- [Exercise]: Below is a block of data; give all of it again word for word.

- [Source information]:
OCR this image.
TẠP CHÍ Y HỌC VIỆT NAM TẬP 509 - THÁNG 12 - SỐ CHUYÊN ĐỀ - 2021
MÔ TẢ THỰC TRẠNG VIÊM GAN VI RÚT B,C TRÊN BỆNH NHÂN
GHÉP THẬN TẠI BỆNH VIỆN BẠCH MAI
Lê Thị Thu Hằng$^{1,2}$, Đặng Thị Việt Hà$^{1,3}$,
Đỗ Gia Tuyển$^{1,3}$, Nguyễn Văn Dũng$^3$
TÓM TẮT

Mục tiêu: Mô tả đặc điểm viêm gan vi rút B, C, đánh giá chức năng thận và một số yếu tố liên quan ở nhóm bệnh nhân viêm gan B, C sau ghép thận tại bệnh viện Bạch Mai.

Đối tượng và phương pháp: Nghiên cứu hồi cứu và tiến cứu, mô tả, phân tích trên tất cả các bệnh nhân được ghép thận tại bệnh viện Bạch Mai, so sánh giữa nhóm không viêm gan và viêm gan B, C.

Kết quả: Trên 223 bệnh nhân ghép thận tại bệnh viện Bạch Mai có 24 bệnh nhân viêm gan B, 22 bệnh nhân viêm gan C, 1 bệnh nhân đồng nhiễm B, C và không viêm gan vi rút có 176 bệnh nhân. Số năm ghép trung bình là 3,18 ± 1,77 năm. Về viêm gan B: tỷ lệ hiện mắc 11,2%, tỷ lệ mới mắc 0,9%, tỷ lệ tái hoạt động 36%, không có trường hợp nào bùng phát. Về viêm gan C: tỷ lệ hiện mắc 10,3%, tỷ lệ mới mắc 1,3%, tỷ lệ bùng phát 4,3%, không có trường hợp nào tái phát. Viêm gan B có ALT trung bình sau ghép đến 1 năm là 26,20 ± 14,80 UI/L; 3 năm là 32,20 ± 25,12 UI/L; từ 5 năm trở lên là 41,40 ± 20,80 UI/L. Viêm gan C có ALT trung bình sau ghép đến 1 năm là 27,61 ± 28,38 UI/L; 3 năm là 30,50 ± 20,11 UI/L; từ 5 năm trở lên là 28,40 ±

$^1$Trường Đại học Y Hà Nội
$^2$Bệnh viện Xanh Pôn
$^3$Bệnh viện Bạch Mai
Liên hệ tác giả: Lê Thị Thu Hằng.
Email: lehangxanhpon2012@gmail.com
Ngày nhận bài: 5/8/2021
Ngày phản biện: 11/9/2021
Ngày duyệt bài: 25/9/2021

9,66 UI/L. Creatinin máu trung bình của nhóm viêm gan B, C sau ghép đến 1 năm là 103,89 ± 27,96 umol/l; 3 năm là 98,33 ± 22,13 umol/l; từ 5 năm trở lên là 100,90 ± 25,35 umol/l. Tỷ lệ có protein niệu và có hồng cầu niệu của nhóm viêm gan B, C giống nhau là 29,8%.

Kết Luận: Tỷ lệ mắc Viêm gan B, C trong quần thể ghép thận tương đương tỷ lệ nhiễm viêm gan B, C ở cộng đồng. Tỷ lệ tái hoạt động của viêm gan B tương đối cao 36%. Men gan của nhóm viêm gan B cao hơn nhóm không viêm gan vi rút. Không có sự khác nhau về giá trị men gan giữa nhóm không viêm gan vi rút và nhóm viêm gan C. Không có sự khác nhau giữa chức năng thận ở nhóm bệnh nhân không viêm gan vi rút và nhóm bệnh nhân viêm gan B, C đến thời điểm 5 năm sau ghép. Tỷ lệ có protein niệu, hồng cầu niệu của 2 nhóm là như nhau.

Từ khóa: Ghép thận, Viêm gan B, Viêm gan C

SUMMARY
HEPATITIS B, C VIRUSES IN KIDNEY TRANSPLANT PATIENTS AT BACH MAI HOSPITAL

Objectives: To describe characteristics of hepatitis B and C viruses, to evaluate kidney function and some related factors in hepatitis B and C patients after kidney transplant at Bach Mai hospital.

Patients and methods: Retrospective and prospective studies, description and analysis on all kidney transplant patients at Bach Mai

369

- [Output below]:
OCR this image.
TẠP CHÍ Y HỌC VIỆT NAM TẬP 509 - THÁNG 12 - SỐ CHUYÊN ĐỀ - 2021
MÔ TẢ THỰC TRẠNG VIÊM GAN VI RÚT B,C TRÊN BỆNH NHÂN
GHÉP THẬN TẠI BỆNH VIỆN BẠCH MAI
Lê Thị Thu Hằng$^{1,2}$, Đặng Thị Việt Hà$^{1,3}$,
Đỗ Gia Tuyển$^{1,3}$, Nguyễn Văn Dũng$^3$
TÓM TẮT

Mục tiêu: Mô tả đặc điểm viêm gan vi rút B, C, đánh giá chức năng thận và một số yếu tố liên quan ở nhóm bệnh nhân viêm gan B, C sau ghép thận tại bệnh viện Bạch Mai.

Đối tượng và phương pháp: Nghiên cứu hồi cứu và tiến cứu, mô tả, phân tích trên tất cả các bệnh nhân được ghép thận tại bệnh viện Bạch Mai, so sánh giữa nhóm không viêm gan và viêm gan B, C.

Kết quả: Trên 223 bệnh nhân ghép thận tại bệnh viện Bạch Mai có 24 bệnh nhân viêm gan B, 22 bệnh nhân viêm gan C, 1 bệnh nhân đồng nhiễm B, C và không viêm gan vi rút có 176 bệnh nhân. Số năm ghép trung bình là 3,18 ± 1,77 năm. Về viêm gan B: tỷ lệ hiện mắc 11,2%, tỷ lệ mới mắc 0,9%, tỷ lệ tái hoạt động 36%, không có trường hợp nào bùng phát. Về viêm gan C: tỷ lệ hiện mắc 10,3%, tỷ lệ mới mắc 1,3%, tỷ lệ bùng phát 4,3%, không có trường hợp nào tái phát. Viêm gan B có ALT trung bình sau ghép đến 1 năm là 26,20 ± 14,80 UI/L; 3 năm là 32,20 ± 25,12 UI/L; từ 5 năm trở lên là 41,40 ± 20,80 UI/L. Viêm gan C có ALT trung bình sau ghép đến 1 năm là 27,61 ± 28,38 UI/L; 3 năm là 30,50 ± 20,11 UI/L; từ 5 năm trở lên là 28,40 ±

$^1$Trường Đại học Y Hà Nội
$^2$Bệnh viện Xanh Pôn
$^3$Bệnh viện Bạch Mai
Liên hệ tác giả: Lê Thị Thu Hằng.
Email: lehangxanhpon2012@gmail.com
Ngày nhận bài: 5/8/2021
Ngày phản biện: 11/9/2021
Ngày duyệt bài: 25/9/2021

9,66 UI/L. Creatinin máu trung bình của nhóm viêm gan B, C sau ghép đến 1 năm là 103,89 ± 27,96 umol/l; 3 năm là 98,33 ± 22,13 umol/l; từ 5 năm trở lên là 100,90 ± 25,35 umol/l. Tỷ lệ có protein niệu và có hồng cầu niệu của nhóm viêm gan B, C giống nhau là 29,8%.

Kết Luận: Tỷ lệ mắc Viêm gan B, C trong quần thể ghép thận tương đương tỷ lệ nhiễm viêm gan B, C ở cộng đồng. Tỷ lệ tái hoạt động của viêm gan B tương đối cao 36%. Men gan của nhóm viêm gan B cao hơn nhóm không viêm gan vi rút. Không có sự khác nhau về giá trị men gan giữa nhóm không viêm gan vi rút và nhóm viêm gan C. Không có sự khác nhau giữa chức năng thận ở nhóm bệnh nhân không viêm gan vi rút và nhóm bệnh nhân viêm gan B, C đến thời điểm 5 năm sau ghép. Tỷ lệ có protein niệu, hồng cầu niệu của 2 nhóm là như nhau.

Từ khóa: Ghép thận, Viêm gan B, Viêm gan C

SUMMARY
HEPATITIS B, C VIRUSES IN KIDNEY TRANSPLANT PATIENTS AT BACH MAI HOSPITAL

Objectives: To describe characteristics of hepatitis B and C viruses, to evaluate kidney function and some related factors in hepatitis B and C patients after kidney transplant at Bach Mai hospital.

Patients and methods: Retrospective and prospective studies, description and analysis on all kidney transplant patients at Bach Mai

369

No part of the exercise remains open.